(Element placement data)
^^^^
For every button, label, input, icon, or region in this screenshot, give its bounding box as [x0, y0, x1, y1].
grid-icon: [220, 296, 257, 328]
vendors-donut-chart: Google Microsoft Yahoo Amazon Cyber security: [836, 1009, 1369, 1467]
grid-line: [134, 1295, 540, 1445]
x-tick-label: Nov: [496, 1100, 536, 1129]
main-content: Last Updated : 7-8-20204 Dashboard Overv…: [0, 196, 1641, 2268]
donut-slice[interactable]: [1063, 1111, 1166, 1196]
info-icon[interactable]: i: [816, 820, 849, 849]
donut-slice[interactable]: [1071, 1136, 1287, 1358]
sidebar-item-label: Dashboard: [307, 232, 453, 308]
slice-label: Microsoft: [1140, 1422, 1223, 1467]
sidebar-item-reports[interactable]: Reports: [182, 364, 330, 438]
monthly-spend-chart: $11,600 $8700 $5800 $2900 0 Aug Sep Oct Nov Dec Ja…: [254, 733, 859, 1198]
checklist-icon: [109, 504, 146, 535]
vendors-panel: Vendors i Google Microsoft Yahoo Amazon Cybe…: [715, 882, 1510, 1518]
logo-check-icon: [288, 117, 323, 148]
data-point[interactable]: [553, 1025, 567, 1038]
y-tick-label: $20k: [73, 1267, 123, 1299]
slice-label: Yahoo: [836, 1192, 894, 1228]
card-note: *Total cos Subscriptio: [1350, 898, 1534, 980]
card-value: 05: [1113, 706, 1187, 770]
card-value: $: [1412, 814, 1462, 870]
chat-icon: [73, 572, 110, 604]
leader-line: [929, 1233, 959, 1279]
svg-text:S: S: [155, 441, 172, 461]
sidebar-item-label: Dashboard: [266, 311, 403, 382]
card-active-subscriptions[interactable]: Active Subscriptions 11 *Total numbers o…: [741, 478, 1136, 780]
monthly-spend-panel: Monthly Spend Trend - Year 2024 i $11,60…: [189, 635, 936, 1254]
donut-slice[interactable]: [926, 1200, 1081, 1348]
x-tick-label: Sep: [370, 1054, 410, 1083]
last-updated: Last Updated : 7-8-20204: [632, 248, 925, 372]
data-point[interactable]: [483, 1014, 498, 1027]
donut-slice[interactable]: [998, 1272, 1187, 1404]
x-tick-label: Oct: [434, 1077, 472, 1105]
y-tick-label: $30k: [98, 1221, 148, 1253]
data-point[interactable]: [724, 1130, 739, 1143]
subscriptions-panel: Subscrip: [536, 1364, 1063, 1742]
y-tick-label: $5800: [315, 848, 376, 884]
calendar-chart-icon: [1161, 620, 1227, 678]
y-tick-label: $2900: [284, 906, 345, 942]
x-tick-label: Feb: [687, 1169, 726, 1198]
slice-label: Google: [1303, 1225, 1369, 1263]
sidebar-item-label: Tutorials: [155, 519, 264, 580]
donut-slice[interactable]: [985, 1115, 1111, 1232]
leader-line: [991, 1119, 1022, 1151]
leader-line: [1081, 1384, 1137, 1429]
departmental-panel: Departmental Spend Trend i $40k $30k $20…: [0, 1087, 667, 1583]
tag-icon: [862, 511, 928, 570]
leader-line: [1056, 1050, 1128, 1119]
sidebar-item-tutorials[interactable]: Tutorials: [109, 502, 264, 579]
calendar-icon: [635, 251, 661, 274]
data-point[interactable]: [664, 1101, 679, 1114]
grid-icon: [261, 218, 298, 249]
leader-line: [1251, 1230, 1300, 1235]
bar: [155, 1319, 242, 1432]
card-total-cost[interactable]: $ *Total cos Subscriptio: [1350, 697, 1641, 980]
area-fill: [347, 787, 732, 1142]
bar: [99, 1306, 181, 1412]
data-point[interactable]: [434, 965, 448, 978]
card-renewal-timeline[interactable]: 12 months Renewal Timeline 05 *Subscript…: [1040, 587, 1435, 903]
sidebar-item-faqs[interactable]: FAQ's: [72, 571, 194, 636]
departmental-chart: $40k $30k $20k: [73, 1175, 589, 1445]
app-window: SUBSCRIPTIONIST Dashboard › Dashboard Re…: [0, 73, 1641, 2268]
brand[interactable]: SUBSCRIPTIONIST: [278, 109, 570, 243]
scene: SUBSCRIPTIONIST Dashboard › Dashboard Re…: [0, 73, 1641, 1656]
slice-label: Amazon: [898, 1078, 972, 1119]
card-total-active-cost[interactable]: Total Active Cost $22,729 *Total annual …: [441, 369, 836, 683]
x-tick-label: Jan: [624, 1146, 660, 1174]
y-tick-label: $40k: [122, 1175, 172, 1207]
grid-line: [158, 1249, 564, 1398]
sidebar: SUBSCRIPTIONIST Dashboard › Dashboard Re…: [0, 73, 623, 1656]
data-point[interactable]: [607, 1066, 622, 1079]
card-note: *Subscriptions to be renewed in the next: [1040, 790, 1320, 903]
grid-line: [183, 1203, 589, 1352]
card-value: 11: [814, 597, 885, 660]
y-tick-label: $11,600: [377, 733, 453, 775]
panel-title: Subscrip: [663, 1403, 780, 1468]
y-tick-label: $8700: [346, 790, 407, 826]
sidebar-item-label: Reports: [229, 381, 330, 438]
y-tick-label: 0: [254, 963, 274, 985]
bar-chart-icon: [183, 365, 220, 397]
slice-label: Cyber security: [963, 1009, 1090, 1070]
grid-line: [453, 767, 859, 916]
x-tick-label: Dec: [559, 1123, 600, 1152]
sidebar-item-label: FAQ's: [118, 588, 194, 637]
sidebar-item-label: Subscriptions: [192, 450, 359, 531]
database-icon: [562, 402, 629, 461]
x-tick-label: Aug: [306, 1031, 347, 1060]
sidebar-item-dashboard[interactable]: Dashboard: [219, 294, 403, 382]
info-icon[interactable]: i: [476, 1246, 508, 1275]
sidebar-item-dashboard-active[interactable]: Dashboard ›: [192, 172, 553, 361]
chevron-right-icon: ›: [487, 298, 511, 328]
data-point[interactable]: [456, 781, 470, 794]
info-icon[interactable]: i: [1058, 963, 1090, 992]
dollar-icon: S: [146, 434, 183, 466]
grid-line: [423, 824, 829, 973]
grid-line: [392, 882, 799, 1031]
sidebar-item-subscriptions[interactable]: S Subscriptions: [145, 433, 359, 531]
^^^^
-- EXERCISE TASK --
Print every line of the data above with no changes.

-- COMPLETED EXERCISE --
For every button, label, input, icon, or region in this screenshot, give its bounding box as [x0, y0, x1, y1].
grid-icon: [220, 296, 257, 328]
vendors-donut-chart: Google Microsoft Yahoo Amazon Cyber security: [836, 1009, 1369, 1467]
grid-line: [134, 1295, 540, 1445]
x-tick-label: Nov: [496, 1100, 536, 1129]
main-content: Last Updated : 7-8-20204 Dashboard Overv…: [0, 196, 1641, 2268]
donut-slice[interactable]: [1063, 1111, 1166, 1196]
info-icon[interactable]: i: [816, 820, 849, 849]
donut-slice[interactable]: [1071, 1136, 1287, 1358]
sidebar-item-label: Dashboard: [307, 232, 453, 308]
slice-label: Microsoft: [1140, 1422, 1223, 1467]
sidebar-item-reports[interactable]: Reports: [182, 364, 330, 438]
monthly-spend-chart: $11,600 $8700 $5800 $2900 0 Aug Sep Oct Nov Dec Ja…: [254, 733, 859, 1198]
checklist-icon: [109, 504, 146, 535]
vendors-panel: Vendors i Google Microsoft Yahoo Amazon Cybe…: [715, 882, 1510, 1518]
logo-check-icon: [288, 117, 323, 148]
data-point[interactable]: [553, 1025, 567, 1038]
y-tick-label: $20k: [73, 1267, 123, 1299]
slice-label: Yahoo: [836, 1192, 894, 1228]
card-note: *Total cos Subscriptio: [1350, 898, 1534, 980]
card-value: 05: [1113, 706, 1187, 770]
card-value: $: [1412, 814, 1462, 870]
chat-icon: [73, 572, 110, 604]
leader-line: [929, 1233, 959, 1279]
svg-text:S: S: [155, 441, 172, 461]
sidebar-item-label: Dashboard: [266, 311, 403, 382]
card-active-subscriptions[interactable]: Active Subscriptions 11 *Total numbers o…: [741, 478, 1136, 780]
monthly-spend-panel: Monthly Spend Trend - Year 2024 i $11,60…: [189, 635, 936, 1254]
donut-slice[interactable]: [926, 1200, 1081, 1348]
x-tick-label: Sep: [370, 1054, 410, 1083]
last-updated: Last Updated : 7-8-20204: [632, 248, 925, 372]
data-point[interactable]: [483, 1014, 498, 1027]
donut-slice[interactable]: [998, 1272, 1187, 1404]
x-tick-label: Oct: [434, 1077, 472, 1105]
y-tick-label: $30k: [98, 1221, 148, 1253]
data-point[interactable]: [724, 1130, 739, 1143]
subscriptions-panel: Subscrip: [536, 1364, 1063, 1742]
y-tick-label: $5800: [315, 848, 376, 884]
calendar-chart-icon: [1161, 620, 1227, 678]
y-tick-label: $2900: [284, 906, 345, 942]
x-tick-label: Feb: [687, 1169, 726, 1198]
slice-label: Google: [1303, 1225, 1369, 1263]
sidebar-item-label: Tutorials: [155, 519, 264, 580]
donut-slice[interactable]: [985, 1115, 1111, 1232]
leader-line: [991, 1119, 1022, 1151]
leader-line: [1081, 1384, 1137, 1429]
departmental-panel: Departmental Spend Trend i $40k $30k $20…: [0, 1087, 667, 1583]
tag-icon: [862, 511, 928, 570]
leader-line: [1056, 1050, 1128, 1119]
sidebar-item-tutorials[interactable]: Tutorials: [109, 502, 264, 579]
calendar-icon: [635, 251, 661, 274]
data-point[interactable]: [664, 1101, 679, 1114]
grid-icon: [261, 218, 298, 249]
leader-line: [1251, 1230, 1300, 1235]
bar: [155, 1319, 242, 1432]
card-total-cost[interactable]: $ *Total cos Subscriptio: [1350, 697, 1641, 980]
area-fill: [347, 787, 732, 1142]
bar: [99, 1306, 181, 1412]
data-point[interactable]: [434, 965, 448, 978]
card-renewal-timeline[interactable]: 12 months Renewal Timeline 05 *Subscript…: [1040, 587, 1435, 903]
sidebar-item-faqs[interactable]: FAQ's: [72, 571, 194, 636]
departmental-chart: $40k $30k $20k: [73, 1175, 589, 1445]
app-window: SUBSCRIPTIONIST Dashboard › Dashboard Re…: [0, 73, 1641, 2268]
brand[interactable]: SUBSCRIPTIONIST: [278, 109, 570, 243]
scene: SUBSCRIPTIONIST Dashboard › Dashboard Re…: [0, 73, 1641, 1656]
slice-label: Amazon: [898, 1078, 972, 1119]
card-total-active-cost[interactable]: Total Active Cost $22,729 *Total annual …: [441, 369, 836, 683]
x-tick-label: Jan: [624, 1146, 660, 1174]
y-tick-label: $40k: [122, 1175, 172, 1207]
grid-line: [158, 1249, 564, 1398]
sidebar: SUBSCRIPTIONIST Dashboard › Dashboard Re…: [0, 73, 623, 1656]
data-point[interactable]: [607, 1066, 622, 1079]
card-note: *Subscriptions to be renewed in the next: [1040, 790, 1320, 903]
grid-line: [183, 1203, 589, 1352]
card-value: 11: [814, 597, 885, 660]
y-tick-label: $11,600: [377, 733, 453, 775]
panel-title: Subscrip: [663, 1403, 780, 1468]
y-tick-label: $8700: [346, 790, 407, 826]
sidebar-item-label: Reports: [229, 381, 330, 438]
y-tick-label: 0: [254, 963, 274, 985]
bar-chart-icon: [183, 365, 220, 397]
slice-label: Cyber security: [963, 1009, 1090, 1070]
grid-line: [453, 767, 859, 916]
x-tick-label: Dec: [559, 1123, 600, 1152]
sidebar-item-label: FAQ's: [118, 588, 194, 637]
sidebar-item-label: Subscriptions: [192, 450, 359, 531]
database-icon: [562, 402, 629, 461]
x-tick-label: Aug: [306, 1031, 347, 1060]
sidebar-item-dashboard[interactable]: Dashboard: [219, 294, 403, 382]
info-icon[interactable]: i: [476, 1246, 508, 1275]
sidebar-item-dashboard-active[interactable]: Dashboard ›: [192, 172, 553, 361]
chevron-right-icon: ›: [487, 298, 511, 328]
data-point[interactable]: [456, 781, 470, 794]
info-icon[interactable]: i: [1058, 963, 1090, 992]
dollar-icon: S: [146, 434, 183, 466]
grid-line: [423, 824, 829, 973]
grid-line: [392, 882, 799, 1031]
sidebar-item-subscriptions[interactable]: S Subscriptions: [145, 433, 359, 531]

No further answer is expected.